### What needs to be done:
Gather all lines in the records below that include the word "this".

┄┄┄┄┄┄┄┄┄┄

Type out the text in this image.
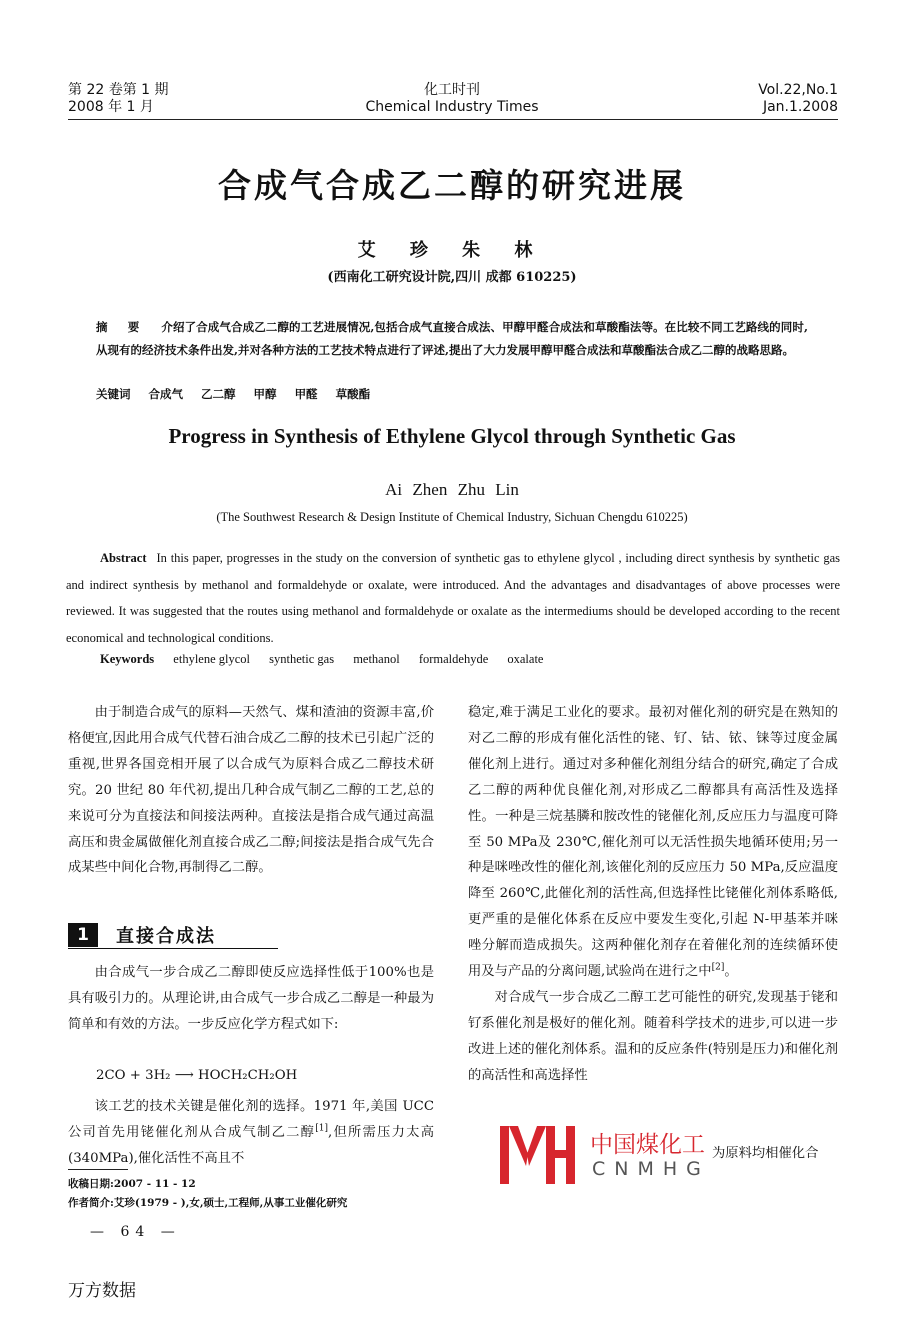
第 22 卷第 1 期
2008 年 1 月
化工时刊
Chemical Industry Times
Vol.22,No.1
Jan.1.2008
合成气合成乙二醇的研究进展
艾 珍 朱 林
(西南化工研究设计院,四川 成都 610225)
摘 要 介绍了合成气合成乙二醇的工艺进展情况,包括合成气直接合成法、甲醇甲醛合成法和草酸酯法等。在比较不同工艺路线的同时,从现有的经济技术条件出发,并对各种方法的工艺技术特点进行了评述,提出了大力发展甲醇甲醛合成法和草酸酯法合成乙二醇的战略思路。
关键词 合成气 乙二醇 甲醇 甲醛 草酸酯
Progress in Synthesis of Ethylene Glycol through Synthetic Gas
Ai Zhen Zhu Lin
(The Southwest Research & Design Institute of Chemical Industry, Sichuan Chengdu 610225)
Abstract In this paper, progresses in the study on the conversion of synthetic gas to ethylene glycol , including direct synthesis by synthetic gas and indirect synthesis by methanol and formaldehyde or oxalate, were introduced. And the advantages and disadvantages of above processes were reviewed. It was suggested that the routes using methanol and formaldehyde or oxalate as the intermediums should be developed according to the recent economical and technological conditions.
Keywords ethylene glycol synthetic gas methanol formaldehyde oxalate

由于制造合成气的原料—天然气、煤和渣油的资源丰富,价格便宜,因此用合成气代替石油合成乙二醇的技术已引起广泛的重视,世界各国竞相开展了以合成气为原料合成乙二醇技术研究。20 世纪 80 年代初,提出几种合成气制乙二醇的工艺,总的来说可分为直接法和间接法两种。直接法是指合成气通过高温高压和贵金属做催化剂直接合成乙二醇;间接法是指合成气先合成某些中间化合物,再制得乙二醇。

1	直接合成法

由合成气一步合成乙二醇即使反应选择性低于100%也是具有吸引力的。从理论讲,由合成气一步合成乙二醇是一种最为简单和有效的方法。一步反应化学方程式如下:

2CO + 3H₂ ⟶ HOCH₂CH₂OH

该工艺的技术关键是催化剂的选择。1971 年,美国 UCC 公司首先用铑催化剂从合成气制乙二醇[1],但所需压力太高(340MPa),催化活性不高且不

收稿日期:2007 - 11 - 12
作者简介:艾珍(1979 - ),女,硕士,工程师,从事工业催化研究
— 64 —
万方数据

稳定,难于满足工业化的要求。最初对催化剂的研究是在熟知的对乙二醇的形成有催化活性的铑、钌、钴、铱、铼等过度金属催化剂上进行。通过对多种催化剂组分结合的研究,确定了合成乙二醇的两种优良催化剂,对形成乙二醇都具有高活性及选择性。一种是三烷基膦和胺改性的铑催化剂,反应压力与温度可降至 50 MPa及 230℃,催化剂可以无活性损失地循环使用;另一种是咪唑改性的催化剂,该催化剂的反应压力 50 MPa,反应温度降至 260℃,此催化剂的活性高,但选择性比铑催化剂体系略低,更严重的是催化体系在反应中要发生变化,引起 N-甲基苯并咪唑分解而造成损失。这两种催化剂存在着催化剂的连续循环使用及与产品的分离问题,试验尚在进行之中[2]。

对合成气一步合成乙二醇工艺可能性的研究,发现基于铑和钌系催化剂是极好的催化剂。随着科学技术的进步,可以进一步改进上述的催化剂体系。温和的反应条件(特别是压力)和催化剂的高活性和高选择性

中国煤化工
CNMHG
为原料均相催化合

┄┄┄┄┄┄┄┄┄┄

### Task solution:
Type out the text in this image.
Abstract In this paper, progresses in the study on the conversion of synthetic gas to ethylene glycol , including direct synthesis by synthetic gas and indirect synthesis by methanol and formaldehyde or oxalate, were introduced. And the advantages and disadvantages of above processes were reviewed. It was suggested that the routes using methanol and formaldehyde or oxalate as the intermediums should be developed according to the recent economical and technological conditions.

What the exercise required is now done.